[Source records]

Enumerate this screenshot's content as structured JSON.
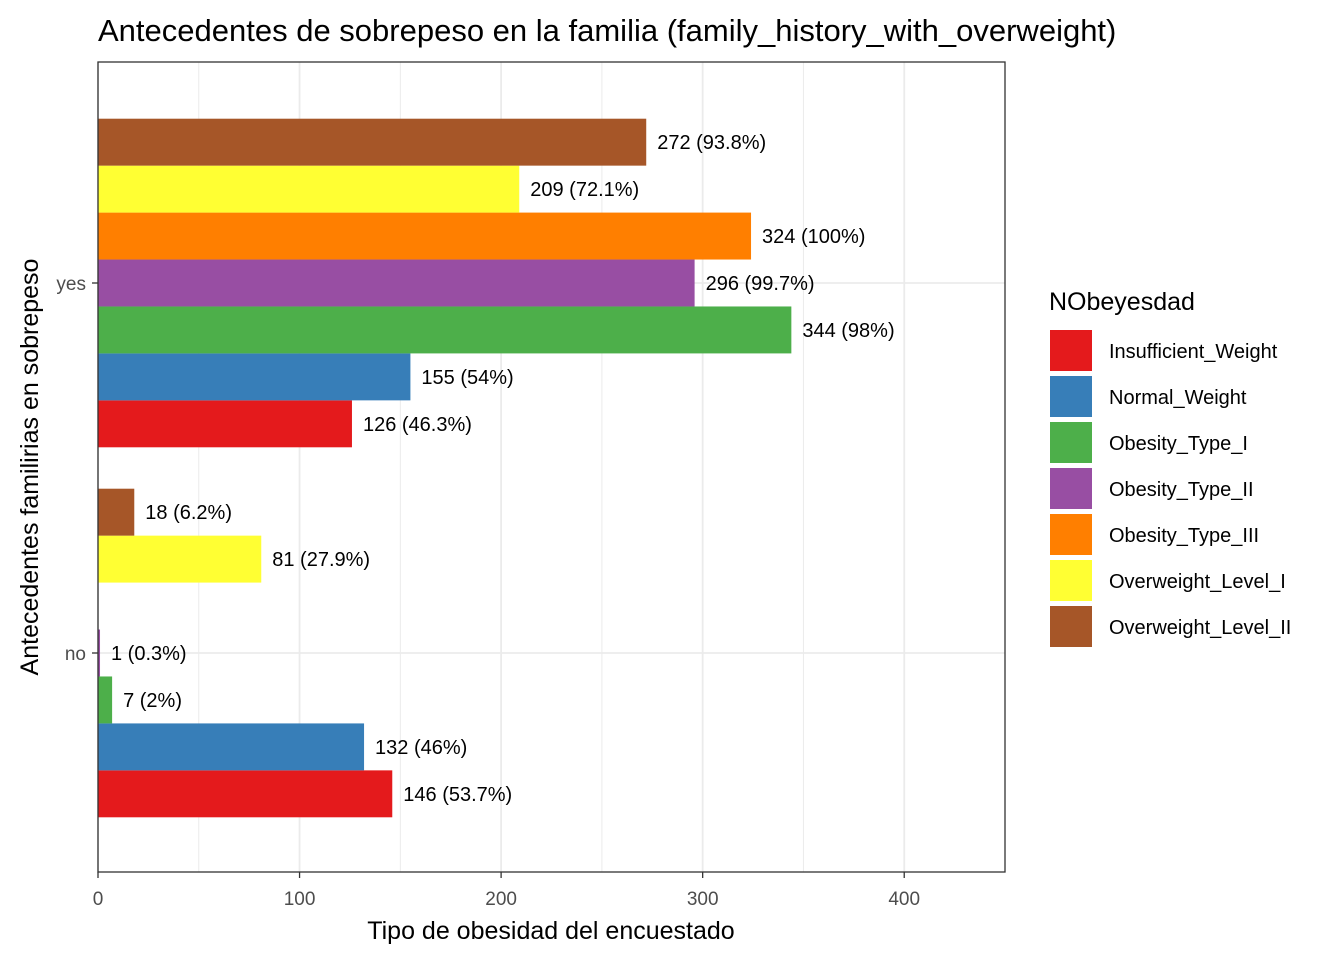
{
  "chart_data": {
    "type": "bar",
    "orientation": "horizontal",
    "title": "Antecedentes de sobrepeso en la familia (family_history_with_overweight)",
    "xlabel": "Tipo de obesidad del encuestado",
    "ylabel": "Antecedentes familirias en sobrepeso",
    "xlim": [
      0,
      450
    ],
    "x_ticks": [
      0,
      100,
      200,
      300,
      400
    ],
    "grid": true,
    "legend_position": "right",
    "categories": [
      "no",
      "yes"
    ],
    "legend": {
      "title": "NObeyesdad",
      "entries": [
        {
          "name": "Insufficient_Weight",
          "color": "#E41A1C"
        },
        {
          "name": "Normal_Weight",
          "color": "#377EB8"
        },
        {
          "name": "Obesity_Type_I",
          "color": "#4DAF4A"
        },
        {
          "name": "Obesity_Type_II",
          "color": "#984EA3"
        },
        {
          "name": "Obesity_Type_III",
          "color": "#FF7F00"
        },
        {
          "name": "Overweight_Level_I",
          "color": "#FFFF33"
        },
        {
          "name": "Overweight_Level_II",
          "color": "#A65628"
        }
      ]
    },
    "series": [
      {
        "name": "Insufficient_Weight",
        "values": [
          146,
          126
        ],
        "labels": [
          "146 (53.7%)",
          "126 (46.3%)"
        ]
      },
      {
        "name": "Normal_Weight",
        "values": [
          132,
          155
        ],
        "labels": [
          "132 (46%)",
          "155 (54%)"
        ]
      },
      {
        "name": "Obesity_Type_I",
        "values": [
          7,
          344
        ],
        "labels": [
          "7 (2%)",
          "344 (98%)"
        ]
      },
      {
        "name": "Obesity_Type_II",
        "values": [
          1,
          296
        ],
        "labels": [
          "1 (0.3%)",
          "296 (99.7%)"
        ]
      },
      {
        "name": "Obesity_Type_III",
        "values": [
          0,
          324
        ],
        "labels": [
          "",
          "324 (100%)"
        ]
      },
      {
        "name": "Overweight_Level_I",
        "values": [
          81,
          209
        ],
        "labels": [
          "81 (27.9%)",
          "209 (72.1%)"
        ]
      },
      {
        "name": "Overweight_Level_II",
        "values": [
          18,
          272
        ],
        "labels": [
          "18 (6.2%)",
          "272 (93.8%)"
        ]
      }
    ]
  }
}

* [Exercise objective] Go through the listing above and write it out again exactly, dropping the pictures.

* [The answer]
Enumerate this screenshot's content as structured JSON.
{
  "chart_data": {
    "type": "bar",
    "orientation": "horizontal",
    "title": "Antecedentes de sobrepeso en la familia (family_history_with_overweight)",
    "xlabel": "Tipo de obesidad del encuestado",
    "ylabel": "Antecedentes familirias en sobrepeso",
    "xlim": [
      0,
      450
    ],
    "x_ticks": [
      0,
      100,
      200,
      300,
      400
    ],
    "grid": true,
    "legend_position": "right",
    "categories": [
      "no",
      "yes"
    ],
    "legend": {
      "title": "NObeyesdad",
      "entries": [
        {
          "name": "Insufficient_Weight",
          "color": "#E41A1C"
        },
        {
          "name": "Normal_Weight",
          "color": "#377EB8"
        },
        {
          "name": "Obesity_Type_I",
          "color": "#4DAF4A"
        },
        {
          "name": "Obesity_Type_II",
          "color": "#984EA3"
        },
        {
          "name": "Obesity_Type_III",
          "color": "#FF7F00"
        },
        {
          "name": "Overweight_Level_I",
          "color": "#FFFF33"
        },
        {
          "name": "Overweight_Level_II",
          "color": "#A65628"
        }
      ]
    },
    "series": [
      {
        "name": "Insufficient_Weight",
        "values": [
          146,
          126
        ],
        "labels": [
          "146 (53.7%)",
          "126 (46.3%)"
        ]
      },
      {
        "name": "Normal_Weight",
        "values": [
          132,
          155
        ],
        "labels": [
          "132 (46%)",
          "155 (54%)"
        ]
      },
      {
        "name": "Obesity_Type_I",
        "values": [
          7,
          344
        ],
        "labels": [
          "7 (2%)",
          "344 (98%)"
        ]
      },
      {
        "name": "Obesity_Type_II",
        "values": [
          1,
          296
        ],
        "labels": [
          "1 (0.3%)",
          "296 (99.7%)"
        ]
      },
      {
        "name": "Obesity_Type_III",
        "values": [
          0,
          324
        ],
        "labels": [
          "",
          "324 (100%)"
        ]
      },
      {
        "name": "Overweight_Level_I",
        "values": [
          81,
          209
        ],
        "labels": [
          "81 (27.9%)",
          "209 (72.1%)"
        ]
      },
      {
        "name": "Overweight_Level_II",
        "values": [
          18,
          272
        ],
        "labels": [
          "18 (6.2%)",
          "272 (93.8%)"
        ]
      }
    ]
  }
}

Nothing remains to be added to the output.